Problem to work on =
Each entry must be given again exactly; images do not belong in the copy.

A block of data =
===

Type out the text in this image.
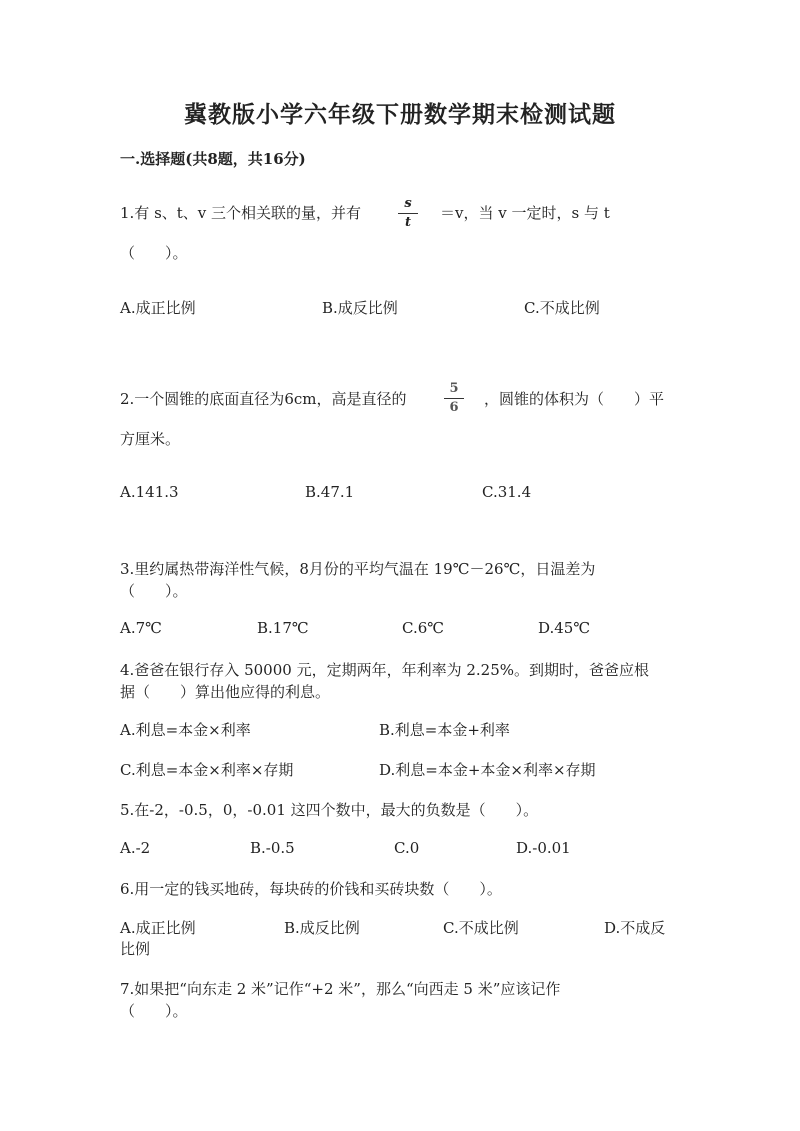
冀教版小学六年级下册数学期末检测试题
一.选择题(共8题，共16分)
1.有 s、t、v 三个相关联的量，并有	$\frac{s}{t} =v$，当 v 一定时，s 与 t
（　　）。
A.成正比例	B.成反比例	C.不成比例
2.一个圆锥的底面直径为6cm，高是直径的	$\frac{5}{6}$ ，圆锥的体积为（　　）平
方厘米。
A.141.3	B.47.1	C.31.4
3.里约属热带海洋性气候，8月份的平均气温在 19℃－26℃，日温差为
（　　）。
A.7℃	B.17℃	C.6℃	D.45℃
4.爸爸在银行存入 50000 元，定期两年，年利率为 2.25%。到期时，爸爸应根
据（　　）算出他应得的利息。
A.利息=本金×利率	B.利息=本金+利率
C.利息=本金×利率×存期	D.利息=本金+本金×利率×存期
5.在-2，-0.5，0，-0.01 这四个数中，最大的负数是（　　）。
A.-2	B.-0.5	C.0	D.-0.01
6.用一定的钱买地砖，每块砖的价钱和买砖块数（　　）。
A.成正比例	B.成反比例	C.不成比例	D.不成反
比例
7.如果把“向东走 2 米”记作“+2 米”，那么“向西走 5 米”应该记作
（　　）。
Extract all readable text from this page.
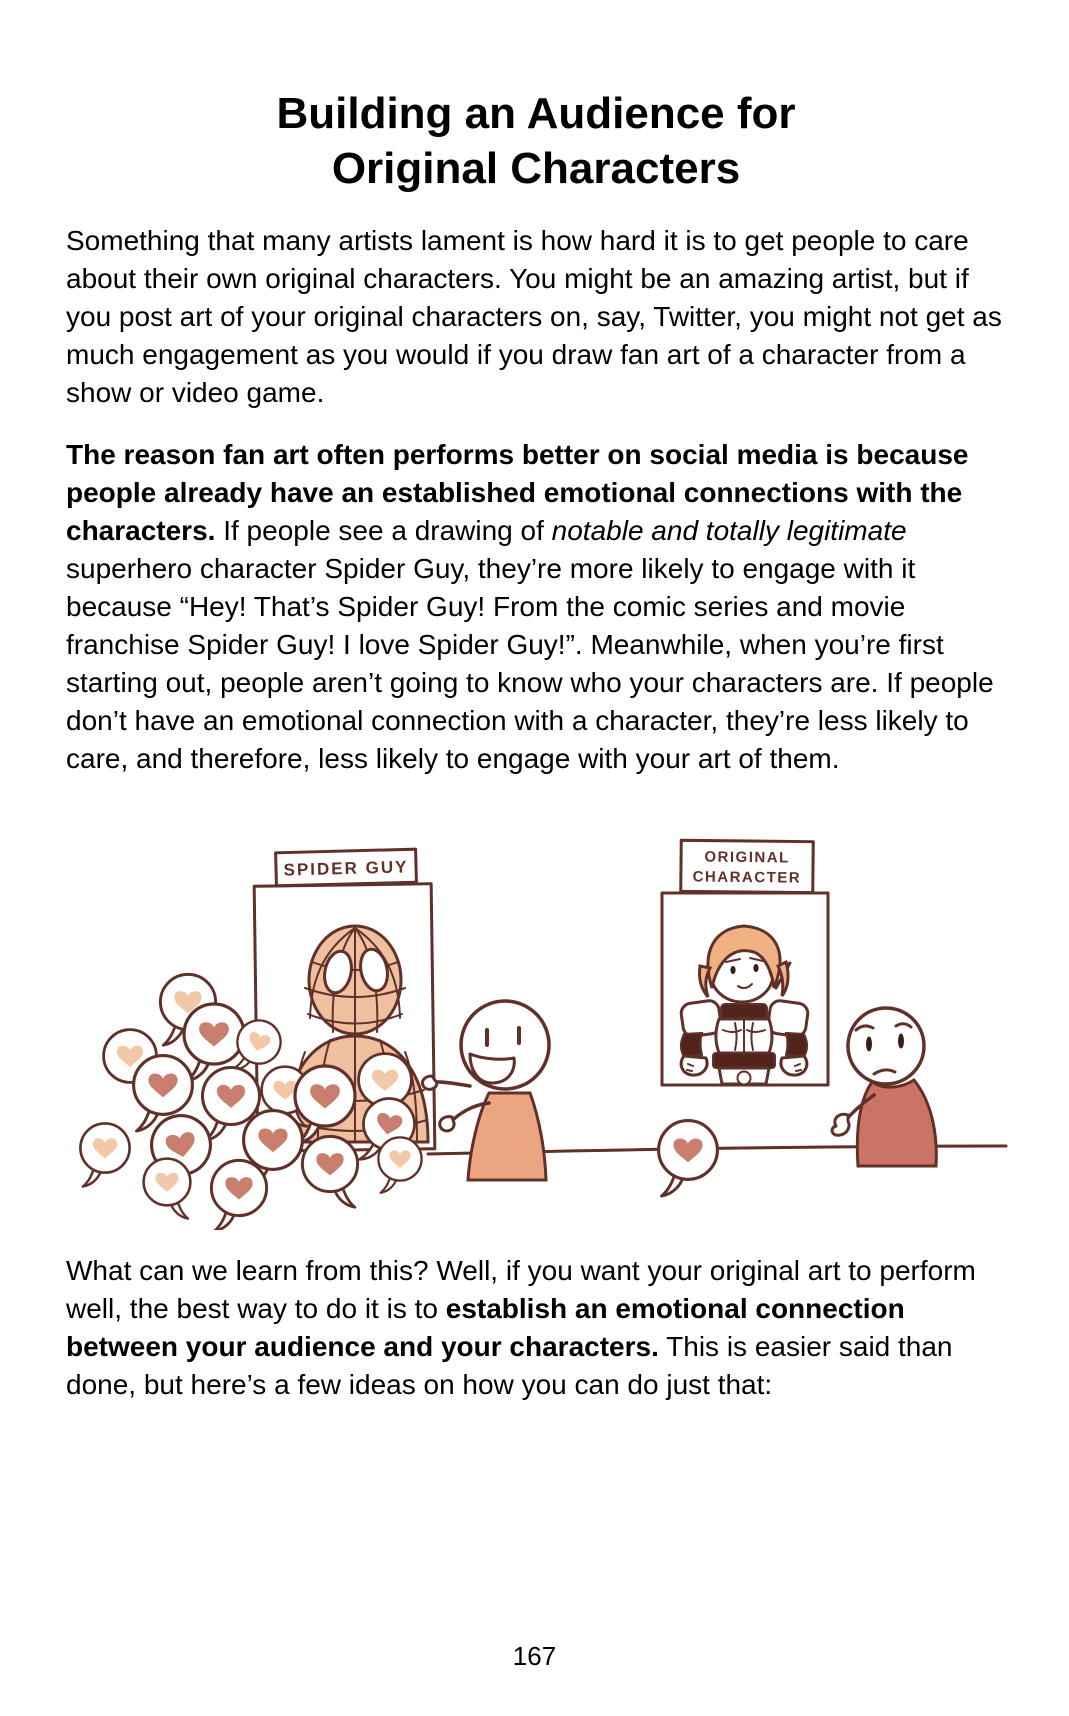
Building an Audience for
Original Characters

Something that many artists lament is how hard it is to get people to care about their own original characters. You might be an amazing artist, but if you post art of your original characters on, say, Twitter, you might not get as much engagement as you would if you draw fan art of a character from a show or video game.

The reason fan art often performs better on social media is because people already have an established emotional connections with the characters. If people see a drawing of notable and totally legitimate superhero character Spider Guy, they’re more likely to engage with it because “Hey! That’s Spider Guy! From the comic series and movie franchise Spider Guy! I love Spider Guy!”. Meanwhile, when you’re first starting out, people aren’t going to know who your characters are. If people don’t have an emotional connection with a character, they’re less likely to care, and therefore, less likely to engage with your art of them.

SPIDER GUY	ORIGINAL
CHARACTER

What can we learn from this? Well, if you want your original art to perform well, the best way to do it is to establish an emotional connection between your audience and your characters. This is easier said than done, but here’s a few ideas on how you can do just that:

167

===

Output for this task =
Type out the text in this image.
冀教版小学六年级下册数学期末检测试题
一.选择题(共8题，共16分)
1.有 s、t、v 三个相关联的量，并有	$\frac{s}{t} =v$，当 v 一定时，s 与 t
（　　）。
A.成正比例	B.成反比例	C.不成比例
2.一个圆锥的底面直径为6cm，高是直径的	$\frac{5}{6}$ ，圆锥的体积为（　　）平
方厘米。
A.141.3	B.47.1	C.31.4
3.里约属热带海洋性气候，8月份的平均气温在 19℃－26℃，日温差为
（　　）。
A.7℃	B.17℃	C.6℃	D.45℃
4.爸爸在银行存入 50000 元，定期两年，年利率为 2.25%。到期时，爸爸应根
据（　　）算出他应得的利息。
A.利息=本金×利率	B.利息=本金+利率
C.利息=本金×利率×存期	D.利息=本金+本金×利率×存期
5.在-2，-0.5，0，-0.01 这四个数中，最大的负数是（　　）。
A.-2	B.-0.5	C.0	D.-0.01
6.用一定的钱买地砖，每块砖的价钱和买砖块数（　　）。
A.成正比例	B.成反比例	C.不成比例	D.不成反
比例
7.如果把“向东走 2 米”记作“+2 米”，那么“向西走 5 米”应该记作
（　　）。
Extract all readable text from this page.
Building an Audience for
Original Characters

Something that many artists lament is how hard it is to get people to care about their own original characters. You might be an amazing artist, but if you post art of your original characters on, say, Twitter, you might not get as much engagement as you would if you draw fan art of a character from a show or video game.

The reason fan art often performs better on social media is because people already have an established emotional connections with the characters. If people see a drawing of notable and totally legitimate superhero character Spider Guy, they’re more likely to engage with it because “Hey! That’s Spider Guy! From the comic series and movie franchise Spider Guy! I love Spider Guy!”. Meanwhile, when you’re first starting out, people aren’t going to know who your characters are. If people don’t have an emotional connection with a character, they’re less likely to care, and therefore, less likely to engage with your art of them.

SPIDER GUY	ORIGINAL
CHARACTER

What can we learn from this? Well, if you want your original art to perform well, the best way to do it is to establish an emotional connection between your audience and your characters. This is easier said than done, but here’s a few ideas on how you can do just that:

167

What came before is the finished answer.